- Short exercise -
Check every line below for the string "class", and copy the lines that contain it.

++++++

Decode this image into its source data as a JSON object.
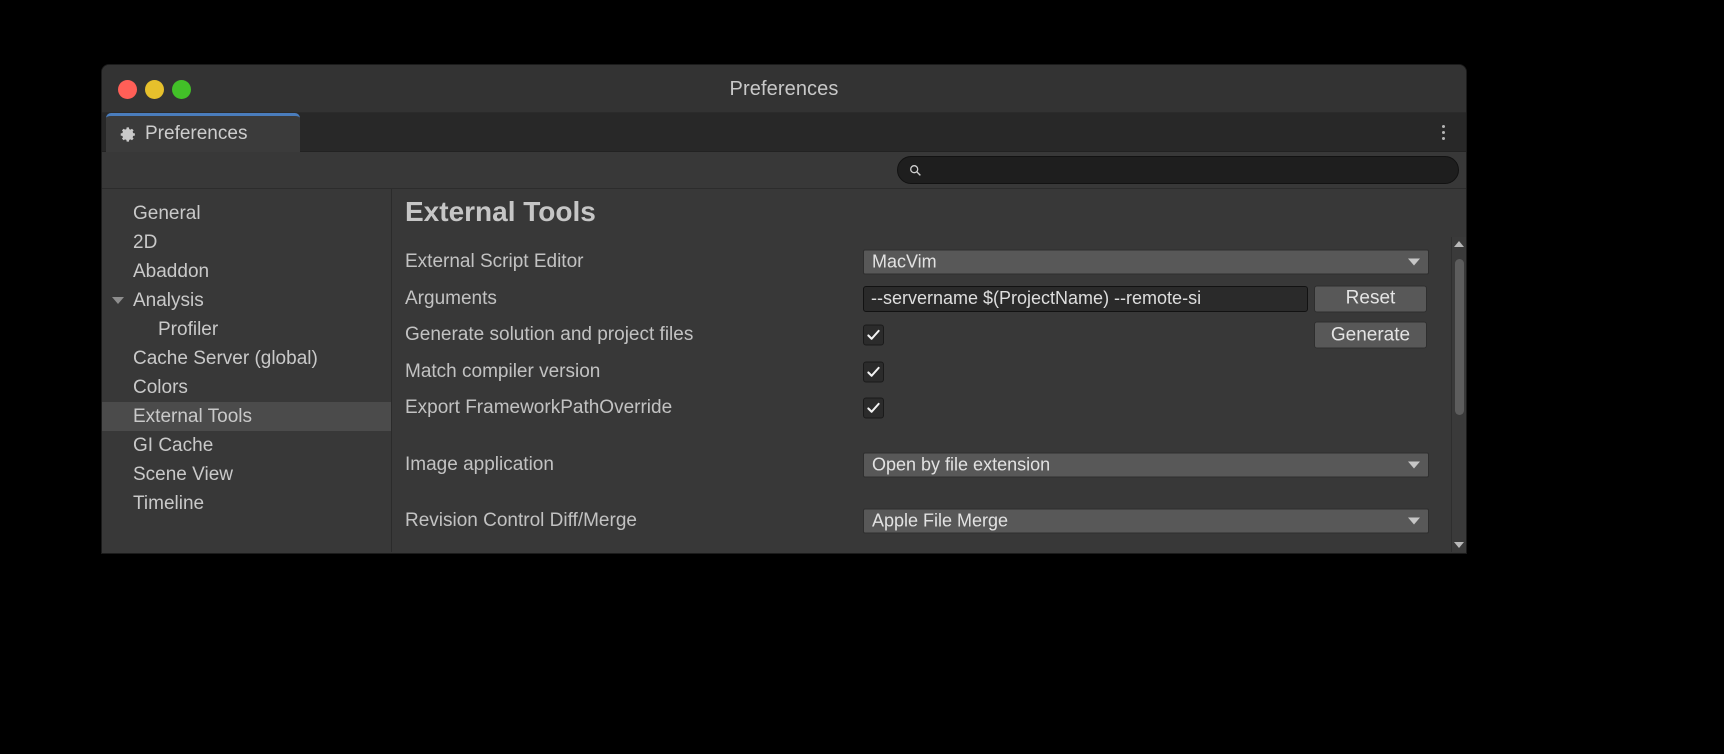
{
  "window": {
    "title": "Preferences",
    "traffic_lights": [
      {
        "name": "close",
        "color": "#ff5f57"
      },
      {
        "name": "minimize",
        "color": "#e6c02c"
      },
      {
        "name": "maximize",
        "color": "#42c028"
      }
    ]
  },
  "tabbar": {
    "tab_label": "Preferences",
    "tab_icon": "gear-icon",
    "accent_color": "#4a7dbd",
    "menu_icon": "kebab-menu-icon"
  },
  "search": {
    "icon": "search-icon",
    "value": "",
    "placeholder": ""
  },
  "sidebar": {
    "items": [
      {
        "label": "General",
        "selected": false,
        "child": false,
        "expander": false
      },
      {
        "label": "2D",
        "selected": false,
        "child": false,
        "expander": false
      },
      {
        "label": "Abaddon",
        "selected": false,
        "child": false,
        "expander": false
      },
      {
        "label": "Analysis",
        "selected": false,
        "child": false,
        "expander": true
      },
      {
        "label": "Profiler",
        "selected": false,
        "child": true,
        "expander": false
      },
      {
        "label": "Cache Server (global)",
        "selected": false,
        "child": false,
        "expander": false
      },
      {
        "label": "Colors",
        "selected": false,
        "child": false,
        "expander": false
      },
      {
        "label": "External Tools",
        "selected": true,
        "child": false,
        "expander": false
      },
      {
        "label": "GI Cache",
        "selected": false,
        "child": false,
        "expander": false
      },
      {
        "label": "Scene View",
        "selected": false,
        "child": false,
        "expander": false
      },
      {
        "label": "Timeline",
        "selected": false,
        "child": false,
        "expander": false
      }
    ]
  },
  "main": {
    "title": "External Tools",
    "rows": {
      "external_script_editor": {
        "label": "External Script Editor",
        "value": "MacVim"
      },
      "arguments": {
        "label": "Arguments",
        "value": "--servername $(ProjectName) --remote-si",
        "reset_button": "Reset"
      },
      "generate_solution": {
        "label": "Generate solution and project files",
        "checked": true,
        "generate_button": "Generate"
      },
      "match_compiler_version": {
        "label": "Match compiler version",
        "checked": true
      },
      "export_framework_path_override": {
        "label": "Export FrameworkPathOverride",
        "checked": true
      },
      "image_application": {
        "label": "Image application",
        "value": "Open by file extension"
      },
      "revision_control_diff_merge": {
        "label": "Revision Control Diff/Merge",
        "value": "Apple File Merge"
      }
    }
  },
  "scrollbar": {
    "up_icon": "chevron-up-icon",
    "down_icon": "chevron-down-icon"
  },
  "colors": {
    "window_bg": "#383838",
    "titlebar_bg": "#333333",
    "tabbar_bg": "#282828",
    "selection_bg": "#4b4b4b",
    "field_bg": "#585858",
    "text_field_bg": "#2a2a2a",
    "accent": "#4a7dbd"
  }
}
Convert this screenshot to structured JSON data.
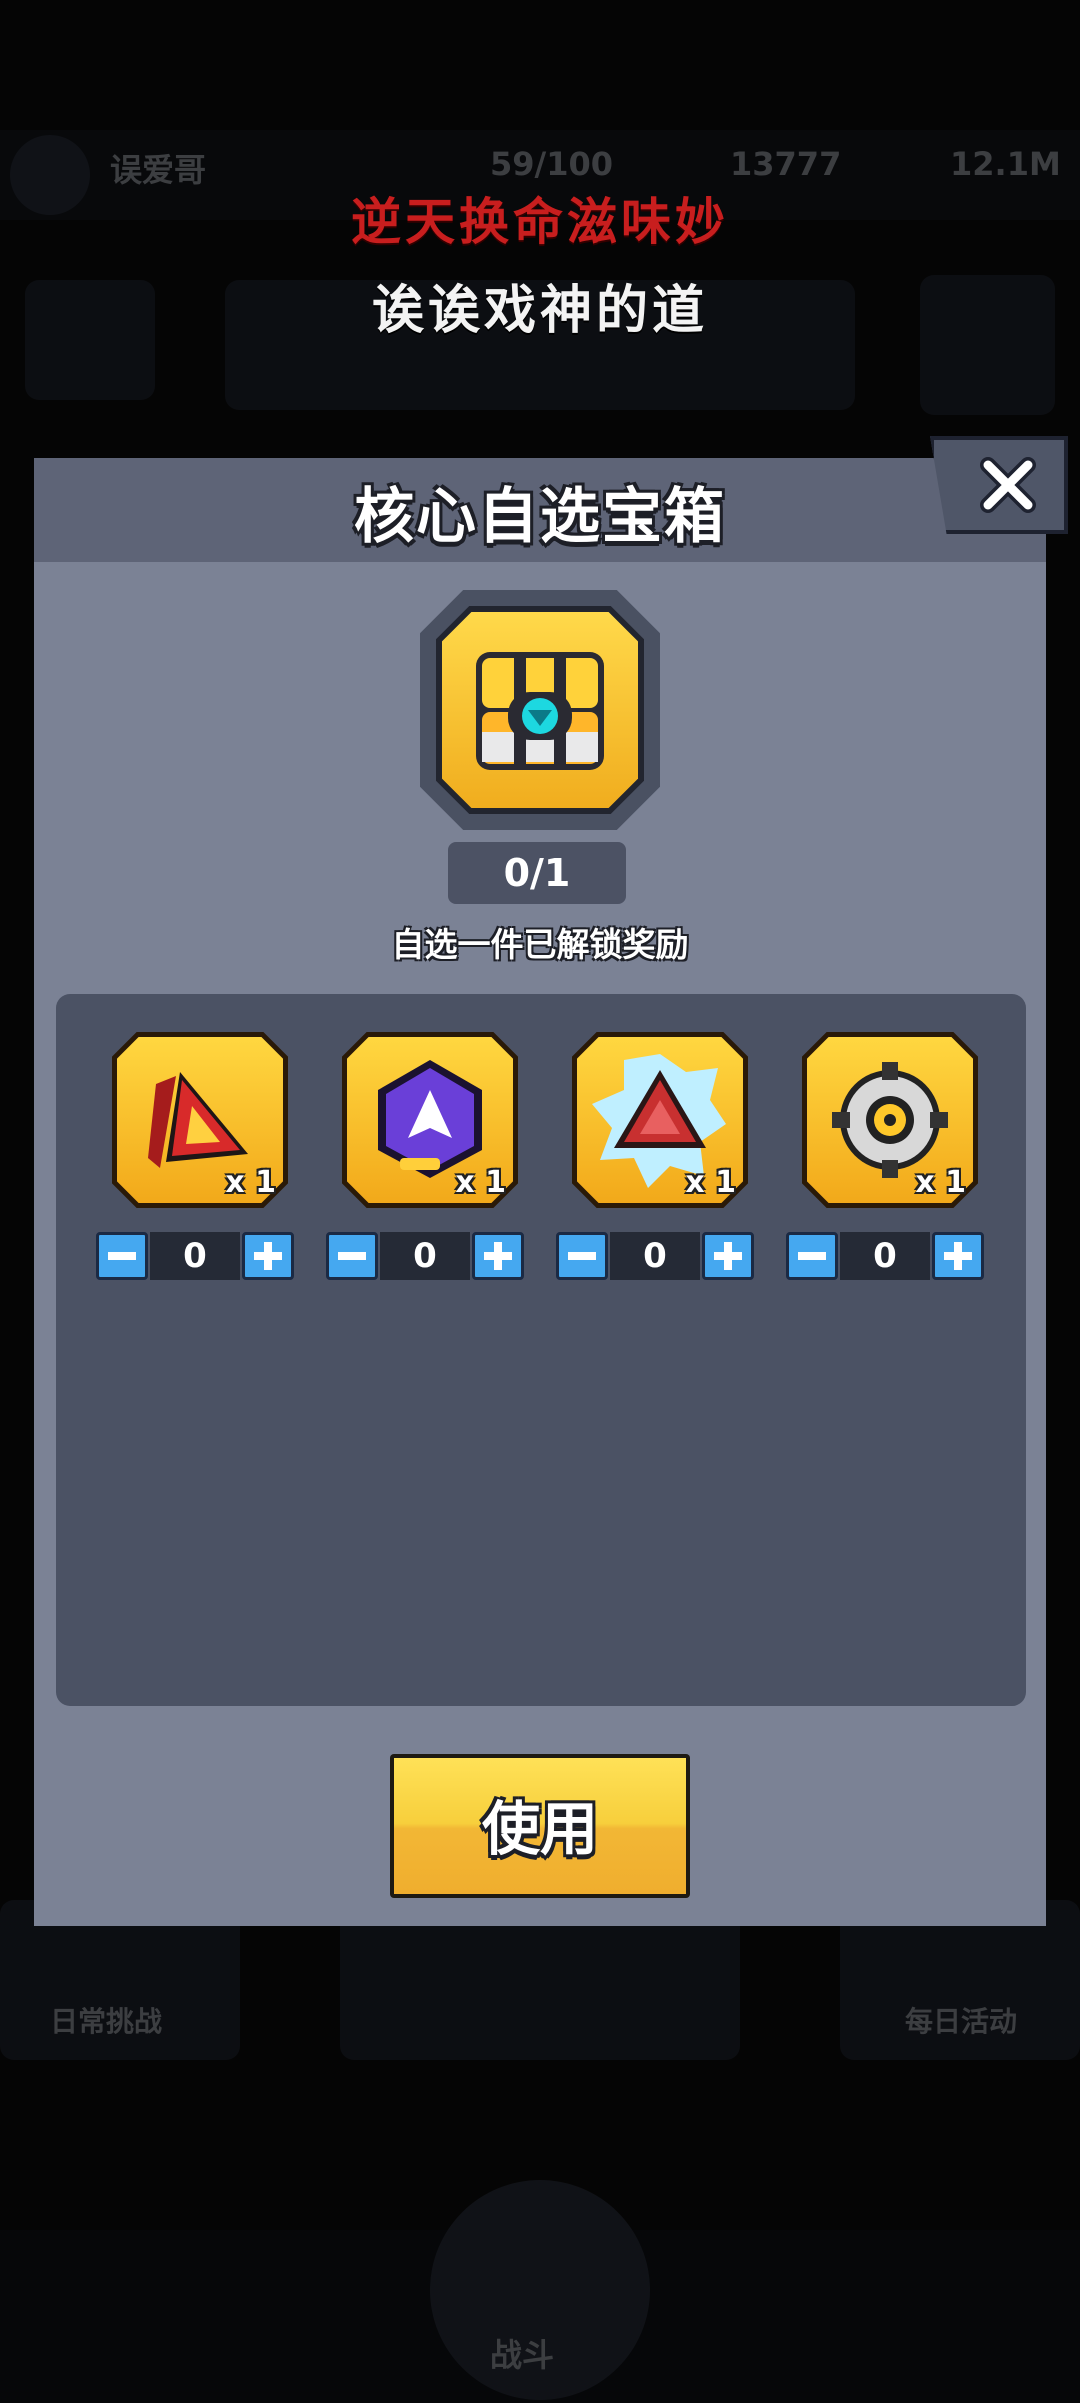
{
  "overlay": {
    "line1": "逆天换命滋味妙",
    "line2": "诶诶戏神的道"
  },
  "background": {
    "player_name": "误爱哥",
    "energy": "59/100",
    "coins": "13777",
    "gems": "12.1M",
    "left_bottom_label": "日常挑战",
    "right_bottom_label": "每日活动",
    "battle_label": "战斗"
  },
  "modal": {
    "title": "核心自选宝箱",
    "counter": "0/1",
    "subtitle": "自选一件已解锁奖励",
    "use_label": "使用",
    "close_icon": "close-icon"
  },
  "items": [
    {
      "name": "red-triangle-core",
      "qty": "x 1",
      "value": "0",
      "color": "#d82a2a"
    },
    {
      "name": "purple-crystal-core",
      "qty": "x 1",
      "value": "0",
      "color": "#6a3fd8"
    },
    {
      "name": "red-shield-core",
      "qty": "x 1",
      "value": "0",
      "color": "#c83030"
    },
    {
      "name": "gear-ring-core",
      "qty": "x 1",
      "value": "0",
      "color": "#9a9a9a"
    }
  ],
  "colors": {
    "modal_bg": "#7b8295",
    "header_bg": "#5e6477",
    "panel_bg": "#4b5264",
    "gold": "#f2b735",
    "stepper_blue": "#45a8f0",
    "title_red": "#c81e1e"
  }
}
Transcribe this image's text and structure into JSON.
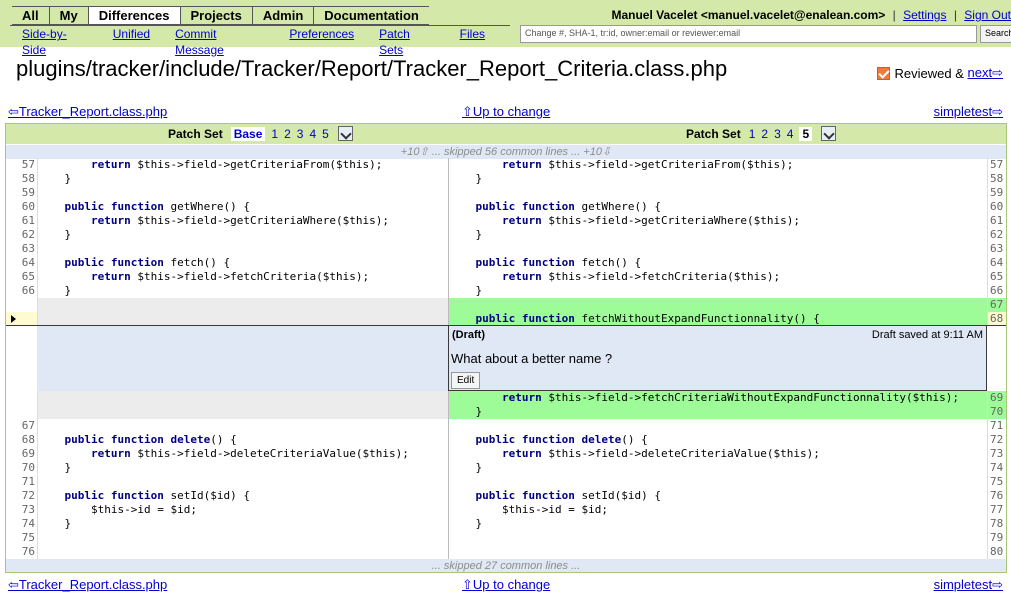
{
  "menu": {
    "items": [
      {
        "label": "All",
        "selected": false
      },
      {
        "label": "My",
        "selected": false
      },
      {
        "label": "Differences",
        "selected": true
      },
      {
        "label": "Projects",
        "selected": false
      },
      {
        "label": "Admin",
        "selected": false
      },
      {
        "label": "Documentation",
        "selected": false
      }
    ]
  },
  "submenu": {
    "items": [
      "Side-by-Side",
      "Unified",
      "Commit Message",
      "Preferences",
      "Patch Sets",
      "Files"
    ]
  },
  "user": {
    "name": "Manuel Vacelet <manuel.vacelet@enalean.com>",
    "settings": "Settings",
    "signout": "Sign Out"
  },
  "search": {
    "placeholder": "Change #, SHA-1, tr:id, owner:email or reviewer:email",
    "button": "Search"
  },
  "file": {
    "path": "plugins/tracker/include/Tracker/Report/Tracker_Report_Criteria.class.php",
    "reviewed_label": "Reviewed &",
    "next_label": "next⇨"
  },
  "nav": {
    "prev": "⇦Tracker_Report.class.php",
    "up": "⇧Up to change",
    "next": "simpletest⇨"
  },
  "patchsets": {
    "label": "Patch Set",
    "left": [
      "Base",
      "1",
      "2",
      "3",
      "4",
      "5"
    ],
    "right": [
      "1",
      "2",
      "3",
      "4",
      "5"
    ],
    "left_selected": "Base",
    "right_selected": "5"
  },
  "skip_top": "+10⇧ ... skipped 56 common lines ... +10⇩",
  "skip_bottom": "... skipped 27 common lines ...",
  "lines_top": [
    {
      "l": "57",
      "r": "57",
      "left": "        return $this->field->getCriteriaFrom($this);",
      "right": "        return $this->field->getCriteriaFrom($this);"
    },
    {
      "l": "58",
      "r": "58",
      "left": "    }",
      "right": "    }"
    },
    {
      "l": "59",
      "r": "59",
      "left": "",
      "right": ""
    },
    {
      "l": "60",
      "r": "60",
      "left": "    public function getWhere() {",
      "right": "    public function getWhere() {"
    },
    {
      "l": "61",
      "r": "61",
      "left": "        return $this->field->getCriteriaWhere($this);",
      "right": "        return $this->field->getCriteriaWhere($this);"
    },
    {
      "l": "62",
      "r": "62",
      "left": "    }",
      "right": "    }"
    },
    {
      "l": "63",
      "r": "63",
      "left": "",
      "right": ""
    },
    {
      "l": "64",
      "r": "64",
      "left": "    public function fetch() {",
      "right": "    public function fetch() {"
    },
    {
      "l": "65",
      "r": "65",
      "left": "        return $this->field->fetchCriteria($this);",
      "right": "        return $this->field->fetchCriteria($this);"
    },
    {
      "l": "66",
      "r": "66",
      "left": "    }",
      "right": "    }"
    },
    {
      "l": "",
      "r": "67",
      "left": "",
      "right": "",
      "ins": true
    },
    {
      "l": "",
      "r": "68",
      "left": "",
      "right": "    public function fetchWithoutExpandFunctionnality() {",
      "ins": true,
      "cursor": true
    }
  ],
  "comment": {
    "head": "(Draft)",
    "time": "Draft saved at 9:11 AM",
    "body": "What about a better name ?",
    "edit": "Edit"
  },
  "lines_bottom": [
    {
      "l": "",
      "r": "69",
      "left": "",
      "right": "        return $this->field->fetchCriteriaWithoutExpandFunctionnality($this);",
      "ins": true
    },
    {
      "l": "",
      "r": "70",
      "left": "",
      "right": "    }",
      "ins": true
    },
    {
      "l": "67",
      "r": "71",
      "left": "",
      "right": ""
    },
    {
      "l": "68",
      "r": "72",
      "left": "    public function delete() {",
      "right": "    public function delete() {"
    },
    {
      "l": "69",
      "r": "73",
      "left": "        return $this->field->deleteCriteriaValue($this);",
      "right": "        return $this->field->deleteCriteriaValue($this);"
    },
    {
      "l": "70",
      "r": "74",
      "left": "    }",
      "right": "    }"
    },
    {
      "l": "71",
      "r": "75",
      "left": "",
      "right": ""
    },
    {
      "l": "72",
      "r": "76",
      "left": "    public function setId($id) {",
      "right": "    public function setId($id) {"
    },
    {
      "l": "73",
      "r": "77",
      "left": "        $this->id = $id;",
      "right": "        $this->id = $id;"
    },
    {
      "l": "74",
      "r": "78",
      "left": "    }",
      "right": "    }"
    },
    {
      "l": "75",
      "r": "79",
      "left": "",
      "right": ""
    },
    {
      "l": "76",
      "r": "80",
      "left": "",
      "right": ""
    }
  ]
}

++++++

- Problem solution -
    "path": "plugins/tracker/include/Tracker/Report/Tracker_Report_Criteria.class.php",
    "prev": "⇦Tracker_Report.class.php",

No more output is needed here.